— begin READING PASSAGE —

Tuesday, August 26, 2014

Fish out of water...

We have a fish.  Her name is Not Norma.  She is the successor of our two previous fish (who "got dead", according to Lakeland), Norman and Not Norman.

Last time I cleaned her tank, Not Norma almost got dead too.

It was all so innocent when it began.  Catching her in a glass had never before presented an issue.  I mean, her tank is only a gallon and a half.  It's not like trying to catch a fish in an ocean with a sandbucket.

However, on this particular day, Not Norma was juking me like a professional athlete.  I chased her around and around, plunging the glass into her tank over and over.  I finally got tired of the cat and mouse chase, and that's when shit got real.

I got as agressive as one can get with a jelly jar in hand, and I aimed for the majority of her sleek, blue body.  And I caught her!  Well, most of her...

Maybe I clipped off part of her tail as I squished her frantic body between the glass and her tank.  I'm quite sure she doesn't need that whole billowy, beautiful tail just to float around in a gallon of water.

Once I got most of Not Norma safely into the glass, I cleaned and refilled her tank.  Well, actually I overfilled the tank.  There was not enough room to add both Not Norma and the water in which she was floating.

— end READING PASSAGE —
— begin LISTED ENTRIES —

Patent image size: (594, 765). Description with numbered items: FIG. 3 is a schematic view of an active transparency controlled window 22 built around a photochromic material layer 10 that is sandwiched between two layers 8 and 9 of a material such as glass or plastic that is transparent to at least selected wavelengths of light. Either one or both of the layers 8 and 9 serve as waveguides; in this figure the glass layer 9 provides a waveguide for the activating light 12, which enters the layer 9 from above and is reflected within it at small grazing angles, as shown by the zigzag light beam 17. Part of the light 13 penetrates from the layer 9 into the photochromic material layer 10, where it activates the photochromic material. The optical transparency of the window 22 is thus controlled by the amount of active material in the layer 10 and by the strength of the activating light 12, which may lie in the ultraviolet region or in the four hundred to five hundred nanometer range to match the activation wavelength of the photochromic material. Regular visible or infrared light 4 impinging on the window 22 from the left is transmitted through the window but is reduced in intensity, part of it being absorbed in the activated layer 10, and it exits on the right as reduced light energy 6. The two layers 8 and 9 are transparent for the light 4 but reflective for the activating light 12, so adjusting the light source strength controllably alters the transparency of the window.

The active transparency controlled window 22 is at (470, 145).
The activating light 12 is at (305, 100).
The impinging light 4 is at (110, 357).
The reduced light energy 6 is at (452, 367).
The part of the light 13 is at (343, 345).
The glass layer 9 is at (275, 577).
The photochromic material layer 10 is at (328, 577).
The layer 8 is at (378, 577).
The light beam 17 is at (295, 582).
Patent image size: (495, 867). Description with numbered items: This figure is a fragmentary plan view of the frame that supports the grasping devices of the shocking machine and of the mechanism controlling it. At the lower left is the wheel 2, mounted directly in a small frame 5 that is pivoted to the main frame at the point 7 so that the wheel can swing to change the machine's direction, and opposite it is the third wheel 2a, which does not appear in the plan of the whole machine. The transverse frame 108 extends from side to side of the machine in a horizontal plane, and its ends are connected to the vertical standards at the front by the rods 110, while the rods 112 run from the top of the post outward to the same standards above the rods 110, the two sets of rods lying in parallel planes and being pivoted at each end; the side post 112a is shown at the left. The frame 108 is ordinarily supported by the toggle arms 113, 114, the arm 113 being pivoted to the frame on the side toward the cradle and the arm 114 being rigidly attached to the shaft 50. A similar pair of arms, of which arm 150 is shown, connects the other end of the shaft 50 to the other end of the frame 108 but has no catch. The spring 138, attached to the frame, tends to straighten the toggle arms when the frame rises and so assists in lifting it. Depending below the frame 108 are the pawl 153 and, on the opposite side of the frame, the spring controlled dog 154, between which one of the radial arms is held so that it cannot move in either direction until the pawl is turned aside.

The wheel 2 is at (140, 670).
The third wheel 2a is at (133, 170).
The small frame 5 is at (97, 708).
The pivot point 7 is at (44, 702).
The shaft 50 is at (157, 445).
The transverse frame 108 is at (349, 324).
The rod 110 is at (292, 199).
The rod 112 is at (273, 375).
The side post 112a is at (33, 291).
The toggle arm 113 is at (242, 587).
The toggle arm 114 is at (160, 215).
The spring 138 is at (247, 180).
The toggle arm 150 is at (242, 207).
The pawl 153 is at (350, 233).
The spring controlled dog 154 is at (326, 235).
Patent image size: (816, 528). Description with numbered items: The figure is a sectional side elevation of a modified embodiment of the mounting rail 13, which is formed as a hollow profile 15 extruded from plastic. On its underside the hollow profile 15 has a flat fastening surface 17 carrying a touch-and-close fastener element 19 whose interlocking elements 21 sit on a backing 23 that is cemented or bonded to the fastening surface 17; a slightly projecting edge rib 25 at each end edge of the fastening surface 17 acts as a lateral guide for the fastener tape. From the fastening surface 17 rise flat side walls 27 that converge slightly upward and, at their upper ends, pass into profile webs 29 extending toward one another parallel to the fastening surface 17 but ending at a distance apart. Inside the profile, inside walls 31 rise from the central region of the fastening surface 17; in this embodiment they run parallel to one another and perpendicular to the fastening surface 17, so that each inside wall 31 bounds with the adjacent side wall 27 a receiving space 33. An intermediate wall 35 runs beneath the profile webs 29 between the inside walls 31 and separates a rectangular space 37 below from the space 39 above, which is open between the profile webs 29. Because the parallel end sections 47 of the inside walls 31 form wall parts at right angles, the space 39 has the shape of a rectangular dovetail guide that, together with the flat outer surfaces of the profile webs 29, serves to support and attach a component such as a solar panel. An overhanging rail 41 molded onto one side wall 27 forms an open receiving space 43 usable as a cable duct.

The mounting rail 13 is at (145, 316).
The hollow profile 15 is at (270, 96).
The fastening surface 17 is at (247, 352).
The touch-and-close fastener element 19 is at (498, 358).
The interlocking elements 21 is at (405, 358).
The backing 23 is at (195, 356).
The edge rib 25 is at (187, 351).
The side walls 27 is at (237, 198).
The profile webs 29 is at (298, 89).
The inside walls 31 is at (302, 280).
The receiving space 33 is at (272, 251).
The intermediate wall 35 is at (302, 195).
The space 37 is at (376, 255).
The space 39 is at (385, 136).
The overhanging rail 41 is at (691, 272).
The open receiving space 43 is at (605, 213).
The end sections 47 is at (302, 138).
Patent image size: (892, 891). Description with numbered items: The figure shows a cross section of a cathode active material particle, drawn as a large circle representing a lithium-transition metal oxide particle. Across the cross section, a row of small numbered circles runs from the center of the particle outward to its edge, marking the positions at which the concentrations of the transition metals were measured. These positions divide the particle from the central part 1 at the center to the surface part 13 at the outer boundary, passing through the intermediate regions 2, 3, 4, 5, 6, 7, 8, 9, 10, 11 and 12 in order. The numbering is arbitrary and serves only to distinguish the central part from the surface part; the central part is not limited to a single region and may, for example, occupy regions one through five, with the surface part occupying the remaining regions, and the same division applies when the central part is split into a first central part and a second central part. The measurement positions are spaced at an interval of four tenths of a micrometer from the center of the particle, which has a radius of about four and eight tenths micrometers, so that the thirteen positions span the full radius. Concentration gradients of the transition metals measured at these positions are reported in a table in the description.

— end LISTED ENTRIES —

(TASK LIST):
A) Please rewrite the fish story from "We have a fish.  Her" to "got dead too.", replacing "tank" with "bowl".
B) In the fish story, what were the names of the two fish that came before Not Norma?
The rows have nothing to do with the fish story.

(OUTPUTS IN ORDER):
A)
We have a fish.  Her name is Not Norma.  She is the successor of our two previous fish (who "got dead", according to Lakeland), Norman and Not Norman.

Last time I cleaned her bowl, Not Norma almost got dead too.

B) Norman and Not Norman.